-- Short problem 1 --
Rewrite the court opinion's paragraph that begins "Following some changes in the personnel" as a shorter paragraph that keeps its main facts.
-- Short problem 2 --
Answer these questions using facts stated in the court opinion. Put each answer on its own line, marked like its question.
(a) What sum did the superior court award the plaintiff?
(b) How many members made up the board of trustees of the school district?
(c) On what date did Section 5.501 of the School Code become effective?
-- Short problem 3 --
Quote the part of the court opinion that opens with the words containing "Section 5.501 of" and closes with "can be made.".

BARNHARDT v. GRAY et al.
This cause is before us upon an appeal by the respondents from a judgment of the superior court of the state of California, in and for the county of Plumas, awarding the plaintiff the sum of $1,600, and directing that she be reinstated as a permanent teacher in the Laws school district in the county of Plumas.
The record shows that on or about June 14, 1930, the petitioner was employed by what is now known as Laws school district of Plumas county, by written contract, as a teacher of elementary grades therein. The contract contained these words: “A permanent employee.” In May, 1931, the petitioner was re–employed in the same capacity for the ensuing year, by a contract containing a provision that she was classified as a “permanent employee.” The school where the petitioner was employed to teach had a regular daily attendance of less than 850 pupils. The school district was represented at all times by a board of trustees, consisting of three members. For the following two years it appears that the plaintiff acted as a teacher in the same school; the only change being that her compensation was somewhat reduced. For the two years just mentioned, no contract existed between the petitioner and the respondents. The record shows that during those two years the school board never, as a school board had a meeting. All the business of the district appears to have been conducted by trustees named English and Hartley, who at different casual conversations agreed upon what they should do. The record also shows that these two trustees entertained the idea that the petitioner had been classified as a permanent teacher. During the two years just mentioned, the petitioner was not employed as a teacher by any regular action of the board of trustees. In fact it is shown that the board of trustees, as a board never employed any one, and that the board did not at any time during the two years in question ever act as a board.
Following some changes in the personnel of the board of trustees, the record shows that in May, 1934, a regular meeting of the board of school trustees of Laws school district was held, and at this meeting a resolution was passed and signed by all the members of the board dispensing with the services of the petitioner as a teacher in Laws school. No question is made that notice of this resolution was served upon the petitioner as provided by the School Code. Following the receipt of this notice the petitioner instituted this proceeding for a mandamus to determine her status as a permanent teacher, and also to recover salary. The trial court entered judgment in favor of the petitioner, as we have stated, and from this judgment the respondents appeal.
Section 5.501 of the School Code became effective August 14, 1931 (St.1931, p. 1394), at a time when the petitioner had not attained the status of a permanent teacher in the Laws school district. That section added in 1931 to the School Code, required affirmative action on the part of the school board to classify a teacher as a permanent employee, which action cannot be taken until after the teacher has completed three consecutive school years in a position or positions requiring certification qualifications and is re–elected for the next succeeding school year. In other words, the teacher must have been elected four separate and distinct times before such classification can be made.

-- Supplied information --
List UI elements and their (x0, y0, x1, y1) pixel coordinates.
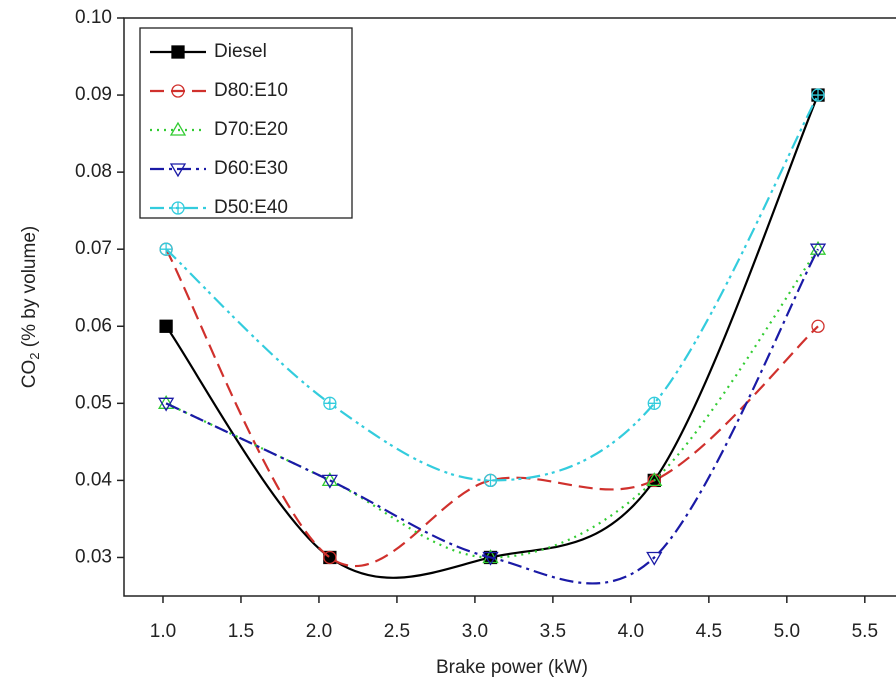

-- Solution 1 --
After the board's membership changed, the board of school trustees of Laws school district held a regular meeting in May 1934. All members passed and signed a resolution dispensing with the petitioner's services as a teacher. Notice was served on her as the School Code requires, and its validity is not disputed. She then sought a mandamus to establish her status as a permanent teacher and to recover salary. The trial court ruled in her favor, and the respondents appealed.

-- Solution 2 --
(a) $1,600
(b) Three
(c) August 14, 1931

-- Solution 3 --
Section 5.501 of the School Code became effective August 14, 1931 (St.1931, p. 1394), at a time when the petitioner had not attained the status of a permanent teacher in the Laws school district. That section added in 1931 to the School Code, required affirmative action on the part of the school board to classify a teacher as a permanent employee, which action cannot be taken until after the teacher has completed three consecutive school years in a position or positions requiring certification qualifications and is re–elected for the next succeeding school year. In other words, the teacher must have been elected four separate and distinct times before such classification can be made.